• [Goal]:
Swap every "marker-point" in the lines below for "dot", and give the lines back with nothing else changed.

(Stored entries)
_ _ _ _

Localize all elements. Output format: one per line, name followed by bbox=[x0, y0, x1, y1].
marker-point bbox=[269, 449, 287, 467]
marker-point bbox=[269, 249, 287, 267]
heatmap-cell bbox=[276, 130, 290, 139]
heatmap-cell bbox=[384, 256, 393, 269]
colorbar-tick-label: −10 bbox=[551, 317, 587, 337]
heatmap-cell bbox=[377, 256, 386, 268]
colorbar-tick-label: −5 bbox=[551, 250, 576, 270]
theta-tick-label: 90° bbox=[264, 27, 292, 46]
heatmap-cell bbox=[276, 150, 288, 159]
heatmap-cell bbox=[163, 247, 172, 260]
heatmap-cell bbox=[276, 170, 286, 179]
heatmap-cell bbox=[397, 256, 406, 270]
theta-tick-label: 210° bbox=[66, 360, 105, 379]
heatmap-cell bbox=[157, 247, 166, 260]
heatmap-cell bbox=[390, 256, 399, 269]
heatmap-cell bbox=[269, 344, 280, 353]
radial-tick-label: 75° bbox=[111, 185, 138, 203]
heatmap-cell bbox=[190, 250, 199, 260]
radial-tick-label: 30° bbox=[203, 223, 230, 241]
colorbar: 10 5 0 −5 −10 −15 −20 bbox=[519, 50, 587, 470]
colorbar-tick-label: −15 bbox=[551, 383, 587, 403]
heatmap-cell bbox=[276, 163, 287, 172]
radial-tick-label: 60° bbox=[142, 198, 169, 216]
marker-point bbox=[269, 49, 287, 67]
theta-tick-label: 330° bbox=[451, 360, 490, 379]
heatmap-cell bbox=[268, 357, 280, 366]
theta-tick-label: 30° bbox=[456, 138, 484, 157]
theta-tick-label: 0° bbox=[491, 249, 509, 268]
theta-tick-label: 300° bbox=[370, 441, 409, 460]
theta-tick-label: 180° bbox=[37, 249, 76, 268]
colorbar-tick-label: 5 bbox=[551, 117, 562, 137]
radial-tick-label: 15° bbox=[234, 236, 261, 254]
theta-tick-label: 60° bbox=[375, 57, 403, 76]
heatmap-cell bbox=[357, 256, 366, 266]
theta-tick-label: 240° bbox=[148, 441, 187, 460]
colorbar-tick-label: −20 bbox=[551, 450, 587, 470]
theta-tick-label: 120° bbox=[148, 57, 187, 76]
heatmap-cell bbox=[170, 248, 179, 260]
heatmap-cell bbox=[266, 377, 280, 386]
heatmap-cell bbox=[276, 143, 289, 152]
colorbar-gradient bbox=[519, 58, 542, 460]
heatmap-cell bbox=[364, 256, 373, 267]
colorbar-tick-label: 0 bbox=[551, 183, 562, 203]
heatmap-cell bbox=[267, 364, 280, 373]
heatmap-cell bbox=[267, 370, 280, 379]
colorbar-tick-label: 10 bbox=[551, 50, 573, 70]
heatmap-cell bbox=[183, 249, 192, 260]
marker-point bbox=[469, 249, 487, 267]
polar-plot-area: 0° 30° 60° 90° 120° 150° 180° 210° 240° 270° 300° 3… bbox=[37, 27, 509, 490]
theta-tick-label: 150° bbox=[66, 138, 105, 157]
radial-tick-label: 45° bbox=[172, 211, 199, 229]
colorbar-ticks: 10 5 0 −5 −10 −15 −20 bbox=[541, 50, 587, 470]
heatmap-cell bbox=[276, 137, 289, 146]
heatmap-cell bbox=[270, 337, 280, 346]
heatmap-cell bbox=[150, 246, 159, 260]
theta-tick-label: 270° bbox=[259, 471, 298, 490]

_ _ _ _

• [Output of the exercise]:
Localize all elements. Output format: one per line, name followed by bbox=[x0, y0, x1, y1].
dot bbox=[269, 449, 287, 467]
dot bbox=[269, 249, 287, 267]
heatmap-cell bbox=[276, 130, 290, 139]
heatmap-cell bbox=[384, 256, 393, 269]
colorbar-tick-label: −10 bbox=[551, 317, 587, 337]
heatmap-cell bbox=[377, 256, 386, 268]
colorbar-tick-label: −5 bbox=[551, 250, 576, 270]
theta-tick-label: 90° bbox=[264, 27, 292, 46]
heatmap-cell bbox=[276, 150, 288, 159]
heatmap-cell bbox=[163, 247, 172, 260]
heatmap-cell bbox=[276, 170, 286, 179]
heatmap-cell bbox=[397, 256, 406, 270]
theta-tick-label: 210° bbox=[66, 360, 105, 379]
heatmap-cell bbox=[157, 247, 166, 260]
heatmap-cell bbox=[390, 256, 399, 269]
heatmap-cell bbox=[269, 344, 280, 353]
radial-tick-label: 75° bbox=[111, 185, 138, 203]
heatmap-cell bbox=[190, 250, 199, 260]
radial-tick-label: 30° bbox=[203, 223, 230, 241]
colorbar: 10 5 0 −5 −10 −15 −20 bbox=[519, 50, 587, 470]
colorbar-tick-label: −15 bbox=[551, 383, 587, 403]
heatmap-cell bbox=[276, 163, 287, 172]
radial-tick-label: 60° bbox=[142, 198, 169, 216]
dot bbox=[269, 49, 287, 67]
theta-tick-label: 330° bbox=[451, 360, 490, 379]
heatmap-cell bbox=[268, 357, 280, 366]
theta-tick-label: 30° bbox=[456, 138, 484, 157]
theta-tick-label: 0° bbox=[491, 249, 509, 268]
theta-tick-label: 300° bbox=[370, 441, 409, 460]
theta-tick-label: 180° bbox=[37, 249, 76, 268]
colorbar-tick-label: 5 bbox=[551, 117, 562, 137]
radial-tick-label: 15° bbox=[234, 236, 261, 254]
theta-tick-label: 60° bbox=[375, 57, 403, 76]
heatmap-cell bbox=[357, 256, 366, 266]
theta-tick-label: 240° bbox=[148, 441, 187, 460]
colorbar-tick-label: −20 bbox=[551, 450, 587, 470]
theta-tick-label: 120° bbox=[148, 57, 187, 76]
heatmap-cell bbox=[170, 248, 179, 260]
heatmap-cell bbox=[266, 377, 280, 386]
heatmap-cell bbox=[276, 143, 289, 152]
colorbar-gradient bbox=[519, 58, 542, 460]
heatmap-cell bbox=[364, 256, 373, 267]
colorbar-tick-label: 0 bbox=[551, 183, 562, 203]
heatmap-cell bbox=[267, 364, 280, 373]
heatmap-cell bbox=[267, 370, 280, 379]
colorbar-tick-label: 10 bbox=[551, 50, 573, 70]
heatmap-cell bbox=[183, 249, 192, 260]
dot bbox=[469, 249, 487, 267]
polar-plot-area: 0° 30° 60° 90° 120° 150° 180° 210° 240° 270° 300° 3… bbox=[37, 27, 509, 490]
theta-tick-label: 150° bbox=[66, 138, 105, 157]
radial-tick-label: 45° bbox=[172, 211, 199, 229]
colorbar-ticks: 10 5 0 −5 −10 −15 −20 bbox=[541, 50, 587, 470]
heatmap-cell bbox=[276, 137, 289, 146]
heatmap-cell bbox=[270, 337, 280, 346]
heatmap-cell bbox=[150, 246, 159, 260]
theta-tick-label: 270° bbox=[259, 471, 298, 490]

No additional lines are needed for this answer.